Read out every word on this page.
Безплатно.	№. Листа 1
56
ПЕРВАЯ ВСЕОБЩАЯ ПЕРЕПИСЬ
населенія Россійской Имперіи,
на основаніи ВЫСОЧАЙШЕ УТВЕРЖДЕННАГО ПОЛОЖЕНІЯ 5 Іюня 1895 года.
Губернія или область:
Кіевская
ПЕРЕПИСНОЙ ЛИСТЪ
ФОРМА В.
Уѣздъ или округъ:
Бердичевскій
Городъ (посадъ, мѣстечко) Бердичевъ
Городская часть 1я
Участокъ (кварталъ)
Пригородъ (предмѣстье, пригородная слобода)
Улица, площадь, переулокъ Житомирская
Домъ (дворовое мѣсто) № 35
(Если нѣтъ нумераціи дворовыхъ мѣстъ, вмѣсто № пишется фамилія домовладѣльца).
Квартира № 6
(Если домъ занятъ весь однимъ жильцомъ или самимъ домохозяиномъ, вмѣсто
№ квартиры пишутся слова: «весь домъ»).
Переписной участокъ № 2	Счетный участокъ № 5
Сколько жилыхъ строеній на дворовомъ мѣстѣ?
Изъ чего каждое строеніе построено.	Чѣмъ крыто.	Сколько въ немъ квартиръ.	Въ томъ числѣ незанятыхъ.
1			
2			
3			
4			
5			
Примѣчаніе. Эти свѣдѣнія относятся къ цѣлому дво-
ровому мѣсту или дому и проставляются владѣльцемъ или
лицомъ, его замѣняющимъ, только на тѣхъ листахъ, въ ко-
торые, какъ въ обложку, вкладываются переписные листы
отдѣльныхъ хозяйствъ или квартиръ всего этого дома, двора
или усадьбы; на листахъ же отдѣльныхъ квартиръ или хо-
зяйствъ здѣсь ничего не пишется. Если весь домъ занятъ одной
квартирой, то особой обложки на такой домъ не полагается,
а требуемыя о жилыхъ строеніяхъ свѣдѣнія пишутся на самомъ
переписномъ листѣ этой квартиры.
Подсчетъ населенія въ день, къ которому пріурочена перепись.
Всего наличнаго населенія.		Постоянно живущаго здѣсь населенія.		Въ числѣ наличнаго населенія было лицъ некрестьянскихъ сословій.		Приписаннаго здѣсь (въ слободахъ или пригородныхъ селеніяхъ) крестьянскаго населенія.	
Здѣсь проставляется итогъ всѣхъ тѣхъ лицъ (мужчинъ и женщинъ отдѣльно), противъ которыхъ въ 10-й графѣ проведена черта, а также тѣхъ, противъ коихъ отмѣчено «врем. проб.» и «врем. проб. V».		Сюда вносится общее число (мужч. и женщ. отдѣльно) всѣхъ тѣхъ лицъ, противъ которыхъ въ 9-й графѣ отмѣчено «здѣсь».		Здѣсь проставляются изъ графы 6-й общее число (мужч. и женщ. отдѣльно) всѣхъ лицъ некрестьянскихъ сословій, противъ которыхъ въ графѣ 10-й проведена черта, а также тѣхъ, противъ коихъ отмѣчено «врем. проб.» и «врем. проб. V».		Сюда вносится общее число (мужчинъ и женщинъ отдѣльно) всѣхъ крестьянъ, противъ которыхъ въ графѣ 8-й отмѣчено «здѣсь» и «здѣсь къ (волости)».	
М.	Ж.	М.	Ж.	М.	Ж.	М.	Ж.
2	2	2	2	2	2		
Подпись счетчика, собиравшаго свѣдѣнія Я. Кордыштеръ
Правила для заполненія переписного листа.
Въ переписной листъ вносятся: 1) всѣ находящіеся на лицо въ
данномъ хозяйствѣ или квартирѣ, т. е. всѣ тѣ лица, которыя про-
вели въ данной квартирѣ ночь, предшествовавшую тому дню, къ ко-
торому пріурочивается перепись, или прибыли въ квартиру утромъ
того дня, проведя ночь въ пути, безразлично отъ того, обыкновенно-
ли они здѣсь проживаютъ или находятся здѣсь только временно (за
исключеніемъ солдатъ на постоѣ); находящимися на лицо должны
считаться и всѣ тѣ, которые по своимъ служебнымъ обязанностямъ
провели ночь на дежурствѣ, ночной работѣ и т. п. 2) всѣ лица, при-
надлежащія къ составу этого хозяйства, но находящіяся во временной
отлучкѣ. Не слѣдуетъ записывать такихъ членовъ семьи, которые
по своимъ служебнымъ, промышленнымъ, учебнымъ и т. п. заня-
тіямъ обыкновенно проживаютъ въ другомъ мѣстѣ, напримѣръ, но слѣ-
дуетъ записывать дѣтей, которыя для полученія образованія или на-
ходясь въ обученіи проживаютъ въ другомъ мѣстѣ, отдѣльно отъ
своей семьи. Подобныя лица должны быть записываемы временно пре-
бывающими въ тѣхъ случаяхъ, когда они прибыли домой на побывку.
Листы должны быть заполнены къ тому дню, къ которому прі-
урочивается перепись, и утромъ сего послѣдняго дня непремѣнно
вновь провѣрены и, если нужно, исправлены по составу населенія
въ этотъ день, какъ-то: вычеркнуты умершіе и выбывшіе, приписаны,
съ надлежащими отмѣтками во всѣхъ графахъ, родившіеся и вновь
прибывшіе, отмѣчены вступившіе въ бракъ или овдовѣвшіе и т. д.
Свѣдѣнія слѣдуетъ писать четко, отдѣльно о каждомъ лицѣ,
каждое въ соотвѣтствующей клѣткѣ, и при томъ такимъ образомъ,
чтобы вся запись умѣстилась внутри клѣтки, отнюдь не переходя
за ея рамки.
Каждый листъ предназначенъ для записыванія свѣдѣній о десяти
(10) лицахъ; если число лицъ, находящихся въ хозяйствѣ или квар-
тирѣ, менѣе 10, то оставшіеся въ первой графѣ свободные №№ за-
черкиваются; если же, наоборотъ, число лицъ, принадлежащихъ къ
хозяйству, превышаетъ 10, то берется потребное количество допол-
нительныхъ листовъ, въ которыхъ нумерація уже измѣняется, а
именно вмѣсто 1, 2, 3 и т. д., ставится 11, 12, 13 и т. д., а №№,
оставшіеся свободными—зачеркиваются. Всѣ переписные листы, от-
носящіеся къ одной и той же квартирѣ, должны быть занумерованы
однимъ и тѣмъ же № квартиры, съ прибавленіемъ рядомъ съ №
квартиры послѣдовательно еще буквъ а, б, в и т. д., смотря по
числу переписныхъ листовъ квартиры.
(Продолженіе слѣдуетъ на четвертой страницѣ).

------------

* _OBJECTIVE_:
Your task is to quote the listing above word for word.

* _OUTPUT OF THE EXERCISE_:
Read out every word on this page.
Безплатно.	№. Листа 1
56
ПЕРВАЯ ВСЕОБЩАЯ ПЕРЕПИСЬ
населенія Россійской Имперіи,
на основаніи ВЫСОЧАЙШЕ УТВЕРЖДЕННАГО ПОЛОЖЕНІЯ 5 Іюня 1895 года.
Губернія или область:
Кіевская
ПЕРЕПИСНОЙ ЛИСТЪ
ФОРМА В.
Уѣздъ или округъ:
Бердичевскій
Городъ (посадъ, мѣстечко) Бердичевъ
Городская часть 1я
Участокъ (кварталъ)
Пригородъ (предмѣстье, пригородная слобода)
Улица, площадь, переулокъ Житомирская
Домъ (дворовое мѣсто) № 35
(Если нѣтъ нумераціи дворовыхъ мѣстъ, вмѣсто № пишется фамилія домовладѣльца).
Квартира № 6
(Если домъ занятъ весь однимъ жильцомъ или самимъ домохозяиномъ, вмѣсто
№ квартиры пишутся слова: «весь домъ»).
Переписной участокъ № 2	Счетный участокъ № 5
Сколько жилыхъ строеній на дворовомъ мѣстѣ?
Изъ чего каждое строеніе построено.	Чѣмъ крыто.	Сколько въ немъ квартиръ.	Въ томъ числѣ незанятыхъ.
1			
2			
3			
4			
5			
Примѣчаніе. Эти свѣдѣнія относятся къ цѣлому дво-
ровому мѣсту или дому и проставляются владѣльцемъ или
лицомъ, его замѣняющимъ, только на тѣхъ листахъ, въ ко-
торые, какъ въ обложку, вкладываются переписные листы
отдѣльныхъ хозяйствъ или квартиръ всего этого дома, двора
или усадьбы; на листахъ же отдѣльныхъ квартиръ или хо-
зяйствъ здѣсь ничего не пишется. Если весь домъ занятъ одной
квартирой, то особой обложки на такой домъ не полагается,
а требуемыя о жилыхъ строеніяхъ свѣдѣнія пишутся на самомъ
переписномъ листѣ этой квартиры.
Подсчетъ населенія въ день, къ которому пріурочена перепись.
Всего наличнаго населенія.		Постоянно живущаго здѣсь населенія.		Въ числѣ наличнаго населенія было лицъ некрестьянскихъ сословій.		Приписаннаго здѣсь (въ слободахъ или пригородныхъ селеніяхъ) крестьянскаго населенія.	
Здѣсь проставляется итогъ всѣхъ тѣхъ лицъ (мужчинъ и женщинъ отдѣльно), противъ которыхъ въ 10-й графѣ проведена черта, а также тѣхъ, противъ коихъ отмѣчено «врем. проб.» и «врем. проб. V».		Сюда вносится общее число (мужч. и женщ. отдѣльно) всѣхъ тѣхъ лицъ, противъ которыхъ въ 9-й графѣ отмѣчено «здѣсь».		Здѣсь проставляются изъ графы 6-й общее число (мужч. и женщ. отдѣльно) всѣхъ лицъ некрестьянскихъ сословій, противъ которыхъ въ графѣ 10-й проведена черта, а также тѣхъ, противъ коихъ отмѣчено «врем. проб.» и «врем. проб. V».		Сюда вносится общее число (мужчинъ и женщинъ отдѣльно) всѣхъ крестьянъ, противъ которыхъ въ графѣ 8-й отмѣчено «здѣсь» и «здѣсь къ (волости)».	
М.	Ж.	М.	Ж.	М.	Ж.	М.	Ж.
2	2	2	2	2	2		
Подпись счетчика, собиравшаго свѣдѣнія Я. Кордыштеръ
Правила для заполненія переписного листа.
Въ переписной листъ вносятся: 1) всѣ находящіеся на лицо въ
данномъ хозяйствѣ или квартирѣ, т. е. всѣ тѣ лица, которыя про-
вели въ данной квартирѣ ночь, предшествовавшую тому дню, къ ко-
торому пріурочивается перепись, или прибыли въ квартиру утромъ
того дня, проведя ночь въ пути, безразлично отъ того, обыкновенно-
ли они здѣсь проживаютъ или находятся здѣсь только временно (за
исключеніемъ солдатъ на постоѣ); находящимися на лицо должны
считаться и всѣ тѣ, которые по своимъ служебнымъ обязанностямъ
провели ночь на дежурствѣ, ночной работѣ и т. п. 2) всѣ лица, при-
надлежащія къ составу этого хозяйства, но находящіяся во временной
отлучкѣ. Не слѣдуетъ записывать такихъ членовъ семьи, которые
по своимъ служебнымъ, промышленнымъ, учебнымъ и т. п. заня-
тіямъ обыкновенно проживаютъ въ другомъ мѣстѣ, напримѣръ, но слѣ-
дуетъ записывать дѣтей, которыя для полученія образованія или на-
ходясь въ обученіи проживаютъ въ другомъ мѣстѣ, отдѣльно отъ
своей семьи. Подобныя лица должны быть записываемы временно пре-
бывающими въ тѣхъ случаяхъ, когда они прибыли домой на побывку.
Листы должны быть заполнены къ тому дню, къ которому прі-
урочивается перепись, и утромъ сего послѣдняго дня непремѣнно
вновь провѣрены и, если нужно, исправлены по составу населенія
въ этотъ день, какъ-то: вычеркнуты умершіе и выбывшіе, приписаны,
съ надлежащими отмѣтками во всѣхъ графахъ, родившіеся и вновь
прибывшіе, отмѣчены вступившіе въ бракъ или овдовѣвшіе и т. д.
Свѣдѣнія слѣдуетъ писать четко, отдѣльно о каждомъ лицѣ,
каждое въ соотвѣтствующей клѣткѣ, и при томъ такимъ образомъ,
чтобы вся запись умѣстилась внутри клѣтки, отнюдь не переходя
за ея рамки.
Каждый листъ предназначенъ для записыванія свѣдѣній о десяти
(10) лицахъ; если число лицъ, находящихся въ хозяйствѣ или квар-
тирѣ, менѣе 10, то оставшіеся въ первой графѣ свободные №№ за-
черкиваются; если же, наоборотъ, число лицъ, принадлежащихъ къ
хозяйству, превышаетъ 10, то берется потребное количество допол-
нительныхъ листовъ, въ которыхъ нумерація уже измѣняется, а
именно вмѣсто 1, 2, 3 и т. д., ставится 11, 12, 13 и т. д., а №№,
оставшіеся свободными—зачеркиваются. Всѣ переписные листы, от-
носящіеся къ одной и той же квартирѣ, должны быть занумерованы
однимъ и тѣмъ же № квартиры, съ прибавленіемъ рядомъ съ №
квартиры послѣдовательно еще буквъ а, б, в и т. д., смотря по
числу переписныхъ листовъ квартиры.
(Продолженіе слѣдуетъ на четвертой страницѣ).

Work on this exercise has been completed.